ZABAR: When I came back to New York [from London], I finally knew what I wanted to do at 30 years old. I wanted to be on Madison Avenue. I liked the way the women smelled with their perfume, and how pretty they were. I never wanted anything to do with the West Side.

MCGARRY: How often do you go back to the West Side?

ZABAR: Not often. I see my brothers every few weeks. 

MCGARRY: But you wanted to be on the East Side? 

ZABAR: I had to be on Madison Avenue. I looked and looked. I had worked in construction and wanted to be a developer. I was hooked up with a guy from high school whose family was in real estate. I ended up taking a job at Pete Morel’s wine store for $200 a week, six days a week, open to close. I’d do everything, while looking for my own place. The moment I got it, that would be it. I did that for about six months while looking for a location south of 79th Street. North of 79th was still very sleepy and family-oriented back then. They had theaters, drug stores, a bar or two. Next door to this store was a run-down deli with some old guy. A funeral parlor was on the next block, which never encourages business. You were stuck here with the worst things—the funeral parlor, PS6 public school across the street, banks. 

MCGARRY: Yeah, you had the trifecta.

ZABAR: We had the trifecta, but this was all I could afford. A big, fat guy in the art gallery business was going out of business. The only asset he had was a leaking air conditioner over the front door. I made a deal with the landlord to rent this space starting in the fall, but the guy said if I paid the rent, he’d get out now. In my previous job, I was the office boy for a developer. I went to get coffee, but was supposed to be the assistant project manager. I made friends at the job sites and met some real carpenters. I went to the store, got three guys I was working with, and we did the demolition and carpentry ourselves.

MCGARRY: It’s good you mention the jobs you kind of failed out of, because you ended up doing all of them, you know? Having a restaurant, grocery store, being in real estate, construction, having the wine store—it’s a way to create every job you ever wanted in one space. When you first opened the original space [E.A.T. Gourmet Food Shop and Cafe], did you know you wanted to expand into all these other areas?

*Material provided*:
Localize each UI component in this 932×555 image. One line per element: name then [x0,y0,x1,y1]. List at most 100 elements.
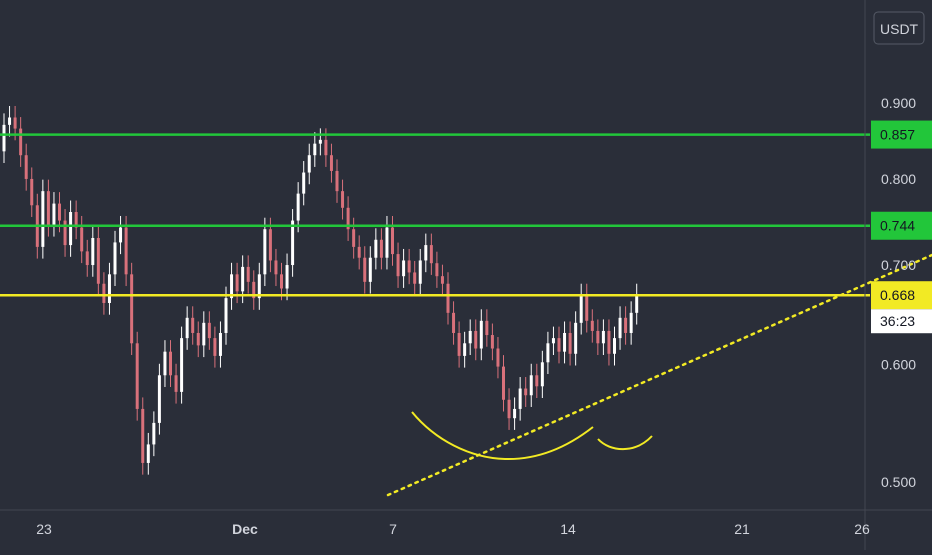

*Job*: Pick up the interview with Zabar after its final question and continue it.

*Expected answer*:
ZABAR: When I got that store, I was working at an even smaller store across the street, about three or four times the size of this room. I wanted it really small so I could do everything myself and never work for anyone again. My only goal was to make as much as I did as a teacher, which I had been doing for a year to dodge the draft. When things started getting popular and people suggested expanding, I would say all I wanted was to be–

MCGARRY: How long was it just the one thing?

ZABAR: About four years, until I got approached by Henri Bendel’s department store. It was the Barneys of its time. How old are you?

MCGARRY: I’m 26.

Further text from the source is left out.